Records from a collection of figures
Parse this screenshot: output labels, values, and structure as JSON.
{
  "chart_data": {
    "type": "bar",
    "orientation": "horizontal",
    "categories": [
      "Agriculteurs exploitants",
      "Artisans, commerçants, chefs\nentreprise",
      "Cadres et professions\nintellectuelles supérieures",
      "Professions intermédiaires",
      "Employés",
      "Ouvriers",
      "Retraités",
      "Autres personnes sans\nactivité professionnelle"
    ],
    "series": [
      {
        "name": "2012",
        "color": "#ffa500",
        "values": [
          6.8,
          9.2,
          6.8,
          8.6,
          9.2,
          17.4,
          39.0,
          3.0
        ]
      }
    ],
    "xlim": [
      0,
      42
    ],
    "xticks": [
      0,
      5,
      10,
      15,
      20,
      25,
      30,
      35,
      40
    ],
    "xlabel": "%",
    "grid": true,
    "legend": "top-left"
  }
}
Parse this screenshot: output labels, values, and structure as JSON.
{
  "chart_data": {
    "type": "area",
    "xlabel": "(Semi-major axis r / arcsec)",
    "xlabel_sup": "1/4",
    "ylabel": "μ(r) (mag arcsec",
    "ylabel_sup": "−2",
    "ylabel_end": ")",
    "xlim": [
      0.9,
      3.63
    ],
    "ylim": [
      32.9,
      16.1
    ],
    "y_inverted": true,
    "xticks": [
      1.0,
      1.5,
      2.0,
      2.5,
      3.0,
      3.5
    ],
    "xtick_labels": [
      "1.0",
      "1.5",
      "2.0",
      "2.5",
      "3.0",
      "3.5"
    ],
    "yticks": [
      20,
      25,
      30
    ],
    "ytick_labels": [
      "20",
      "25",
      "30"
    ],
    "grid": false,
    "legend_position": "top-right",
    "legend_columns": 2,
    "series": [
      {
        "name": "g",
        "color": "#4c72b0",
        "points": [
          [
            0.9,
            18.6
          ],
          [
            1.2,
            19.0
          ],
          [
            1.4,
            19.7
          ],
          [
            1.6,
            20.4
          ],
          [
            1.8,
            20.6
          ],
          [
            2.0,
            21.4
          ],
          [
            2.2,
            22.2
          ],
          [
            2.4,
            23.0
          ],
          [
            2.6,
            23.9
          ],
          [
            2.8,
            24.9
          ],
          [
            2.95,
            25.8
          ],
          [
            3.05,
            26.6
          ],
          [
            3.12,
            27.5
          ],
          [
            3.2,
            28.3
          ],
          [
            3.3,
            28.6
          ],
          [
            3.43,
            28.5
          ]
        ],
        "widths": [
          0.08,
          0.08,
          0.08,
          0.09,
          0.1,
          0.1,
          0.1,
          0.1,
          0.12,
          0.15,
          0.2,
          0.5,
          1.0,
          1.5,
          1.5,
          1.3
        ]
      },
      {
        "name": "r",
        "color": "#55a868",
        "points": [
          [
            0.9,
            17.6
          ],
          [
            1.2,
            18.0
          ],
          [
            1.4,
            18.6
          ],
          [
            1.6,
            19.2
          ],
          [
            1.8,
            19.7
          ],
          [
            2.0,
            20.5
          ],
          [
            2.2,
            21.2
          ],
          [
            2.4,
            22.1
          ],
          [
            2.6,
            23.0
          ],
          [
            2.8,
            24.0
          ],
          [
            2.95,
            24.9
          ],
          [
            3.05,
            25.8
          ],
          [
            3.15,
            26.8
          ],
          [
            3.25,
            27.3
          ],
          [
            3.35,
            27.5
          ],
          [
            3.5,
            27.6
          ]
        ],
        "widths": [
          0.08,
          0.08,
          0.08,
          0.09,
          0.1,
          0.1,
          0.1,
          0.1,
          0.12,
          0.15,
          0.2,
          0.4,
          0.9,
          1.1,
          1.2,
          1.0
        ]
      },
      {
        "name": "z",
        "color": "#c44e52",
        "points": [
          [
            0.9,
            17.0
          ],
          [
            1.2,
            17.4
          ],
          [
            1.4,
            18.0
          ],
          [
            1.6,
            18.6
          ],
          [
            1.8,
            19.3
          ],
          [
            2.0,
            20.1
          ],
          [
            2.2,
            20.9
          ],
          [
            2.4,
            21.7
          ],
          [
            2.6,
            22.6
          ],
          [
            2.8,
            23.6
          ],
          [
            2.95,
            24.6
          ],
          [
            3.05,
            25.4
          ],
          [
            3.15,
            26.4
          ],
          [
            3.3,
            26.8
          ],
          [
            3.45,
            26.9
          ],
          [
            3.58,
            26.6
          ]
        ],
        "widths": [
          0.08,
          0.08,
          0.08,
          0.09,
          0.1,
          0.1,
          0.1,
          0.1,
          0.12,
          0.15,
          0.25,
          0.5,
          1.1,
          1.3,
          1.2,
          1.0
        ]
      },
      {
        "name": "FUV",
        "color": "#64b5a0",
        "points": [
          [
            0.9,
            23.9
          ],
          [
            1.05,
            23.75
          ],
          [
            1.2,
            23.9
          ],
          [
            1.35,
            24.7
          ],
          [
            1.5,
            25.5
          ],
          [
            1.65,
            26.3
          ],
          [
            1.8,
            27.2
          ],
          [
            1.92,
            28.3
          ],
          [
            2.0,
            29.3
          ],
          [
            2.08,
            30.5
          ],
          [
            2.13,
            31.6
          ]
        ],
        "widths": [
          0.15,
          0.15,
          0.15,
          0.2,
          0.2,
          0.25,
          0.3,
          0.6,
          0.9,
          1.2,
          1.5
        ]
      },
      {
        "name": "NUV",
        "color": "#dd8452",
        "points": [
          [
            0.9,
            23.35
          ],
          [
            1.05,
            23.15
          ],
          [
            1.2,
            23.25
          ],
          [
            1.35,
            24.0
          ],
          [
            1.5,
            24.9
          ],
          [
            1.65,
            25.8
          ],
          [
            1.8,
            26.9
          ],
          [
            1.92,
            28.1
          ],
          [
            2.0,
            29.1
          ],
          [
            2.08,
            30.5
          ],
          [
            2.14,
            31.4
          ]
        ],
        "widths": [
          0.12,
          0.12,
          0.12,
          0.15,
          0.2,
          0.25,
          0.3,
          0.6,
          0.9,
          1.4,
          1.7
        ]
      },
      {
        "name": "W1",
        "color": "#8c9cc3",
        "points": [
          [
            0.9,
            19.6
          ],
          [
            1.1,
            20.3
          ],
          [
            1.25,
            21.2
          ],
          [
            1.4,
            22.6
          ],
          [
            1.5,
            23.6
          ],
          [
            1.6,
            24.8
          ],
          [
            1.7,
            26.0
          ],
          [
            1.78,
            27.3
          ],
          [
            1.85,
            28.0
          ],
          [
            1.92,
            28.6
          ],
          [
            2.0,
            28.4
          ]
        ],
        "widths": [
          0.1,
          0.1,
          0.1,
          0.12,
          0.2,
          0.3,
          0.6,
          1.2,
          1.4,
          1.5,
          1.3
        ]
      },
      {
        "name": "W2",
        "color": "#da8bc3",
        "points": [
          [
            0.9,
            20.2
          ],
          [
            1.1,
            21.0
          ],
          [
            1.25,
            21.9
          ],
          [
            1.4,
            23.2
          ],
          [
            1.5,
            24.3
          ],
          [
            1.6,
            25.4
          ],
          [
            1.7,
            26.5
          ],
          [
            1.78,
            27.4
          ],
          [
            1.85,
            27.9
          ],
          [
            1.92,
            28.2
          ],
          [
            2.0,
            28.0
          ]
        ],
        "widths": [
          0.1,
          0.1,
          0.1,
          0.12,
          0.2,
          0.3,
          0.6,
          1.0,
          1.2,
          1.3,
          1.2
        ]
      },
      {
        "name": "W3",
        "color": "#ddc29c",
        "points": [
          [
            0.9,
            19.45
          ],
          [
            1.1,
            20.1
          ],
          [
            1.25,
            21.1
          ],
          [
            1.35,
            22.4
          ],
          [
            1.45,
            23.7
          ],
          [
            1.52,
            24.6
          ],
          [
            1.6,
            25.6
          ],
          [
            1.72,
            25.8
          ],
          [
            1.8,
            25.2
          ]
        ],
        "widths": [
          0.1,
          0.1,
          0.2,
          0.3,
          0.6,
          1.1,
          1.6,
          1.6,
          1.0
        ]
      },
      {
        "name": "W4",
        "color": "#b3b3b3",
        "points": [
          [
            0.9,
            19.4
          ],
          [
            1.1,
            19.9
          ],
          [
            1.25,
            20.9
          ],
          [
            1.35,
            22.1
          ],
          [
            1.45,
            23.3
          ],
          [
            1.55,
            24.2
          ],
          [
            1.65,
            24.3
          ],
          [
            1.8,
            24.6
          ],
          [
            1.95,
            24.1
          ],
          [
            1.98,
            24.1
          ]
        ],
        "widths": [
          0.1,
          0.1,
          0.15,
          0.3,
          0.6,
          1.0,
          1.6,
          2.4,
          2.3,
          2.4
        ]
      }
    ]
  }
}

■ DIRECTIONS FOR THIS TASK
Copy every line above that includes the string "name".

■ OUTPUT BELOW
        "name": "2012",
        "name": "g",
        "name": "r",
        "name": "z",
        "name": "FUV",
        "name": "NUV",
        "name": "W1",
        "name": "W2",
        "name": "W3",
        "name": "W4",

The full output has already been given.